Lines of data
** START **

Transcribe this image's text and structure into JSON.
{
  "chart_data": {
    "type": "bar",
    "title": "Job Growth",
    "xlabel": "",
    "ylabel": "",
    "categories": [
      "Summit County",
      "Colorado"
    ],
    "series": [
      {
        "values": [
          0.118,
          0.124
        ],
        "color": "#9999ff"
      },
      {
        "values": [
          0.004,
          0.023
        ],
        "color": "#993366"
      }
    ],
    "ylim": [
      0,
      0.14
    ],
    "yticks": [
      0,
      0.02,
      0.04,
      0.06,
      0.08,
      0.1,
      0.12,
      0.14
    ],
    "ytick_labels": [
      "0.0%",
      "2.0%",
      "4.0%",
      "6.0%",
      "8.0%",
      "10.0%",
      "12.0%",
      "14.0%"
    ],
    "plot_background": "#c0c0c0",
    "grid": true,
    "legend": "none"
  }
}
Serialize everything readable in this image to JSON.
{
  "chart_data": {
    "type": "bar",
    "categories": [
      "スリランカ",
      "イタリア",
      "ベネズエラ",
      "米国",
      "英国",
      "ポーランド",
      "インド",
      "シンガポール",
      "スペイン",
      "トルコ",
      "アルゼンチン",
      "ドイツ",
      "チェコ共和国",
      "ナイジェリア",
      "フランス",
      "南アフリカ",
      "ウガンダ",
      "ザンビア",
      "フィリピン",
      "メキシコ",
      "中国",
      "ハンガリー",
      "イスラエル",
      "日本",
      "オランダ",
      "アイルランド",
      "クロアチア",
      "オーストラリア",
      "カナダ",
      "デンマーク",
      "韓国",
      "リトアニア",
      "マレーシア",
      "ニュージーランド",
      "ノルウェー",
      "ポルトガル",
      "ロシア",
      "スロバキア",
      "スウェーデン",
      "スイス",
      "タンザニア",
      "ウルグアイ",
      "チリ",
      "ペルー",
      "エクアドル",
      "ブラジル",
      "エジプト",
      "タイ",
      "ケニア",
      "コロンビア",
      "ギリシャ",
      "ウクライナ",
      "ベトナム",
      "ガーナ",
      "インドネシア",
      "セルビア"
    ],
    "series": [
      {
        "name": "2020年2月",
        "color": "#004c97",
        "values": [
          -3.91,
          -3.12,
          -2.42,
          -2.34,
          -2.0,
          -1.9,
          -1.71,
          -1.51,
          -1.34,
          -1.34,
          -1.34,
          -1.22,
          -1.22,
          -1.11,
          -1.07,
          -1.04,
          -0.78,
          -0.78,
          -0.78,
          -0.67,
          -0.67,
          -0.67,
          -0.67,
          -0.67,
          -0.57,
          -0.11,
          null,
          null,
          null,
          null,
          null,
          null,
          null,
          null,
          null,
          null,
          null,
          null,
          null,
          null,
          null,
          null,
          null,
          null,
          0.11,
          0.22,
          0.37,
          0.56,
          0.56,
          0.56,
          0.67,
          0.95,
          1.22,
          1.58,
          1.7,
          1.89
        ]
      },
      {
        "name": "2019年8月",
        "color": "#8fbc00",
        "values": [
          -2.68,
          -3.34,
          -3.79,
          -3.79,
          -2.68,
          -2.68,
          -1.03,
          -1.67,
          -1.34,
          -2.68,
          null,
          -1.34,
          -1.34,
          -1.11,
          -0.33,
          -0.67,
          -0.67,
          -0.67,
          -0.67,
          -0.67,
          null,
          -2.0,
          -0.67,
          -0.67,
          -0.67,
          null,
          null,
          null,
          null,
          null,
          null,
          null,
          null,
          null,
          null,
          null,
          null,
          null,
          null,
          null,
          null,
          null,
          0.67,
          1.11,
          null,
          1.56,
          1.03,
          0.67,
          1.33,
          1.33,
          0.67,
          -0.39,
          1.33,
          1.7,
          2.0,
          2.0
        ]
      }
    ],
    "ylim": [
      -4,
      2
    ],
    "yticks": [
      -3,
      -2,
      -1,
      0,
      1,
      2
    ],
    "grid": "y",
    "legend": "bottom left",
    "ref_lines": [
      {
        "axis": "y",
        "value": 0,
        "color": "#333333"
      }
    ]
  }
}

** END **

What you are asked to do: Show all lines from the listing above in which "this" appears.

Exercise solution:
Transcribe this image's text and structure into JSON.
Serialize everything readable in this image to JSON.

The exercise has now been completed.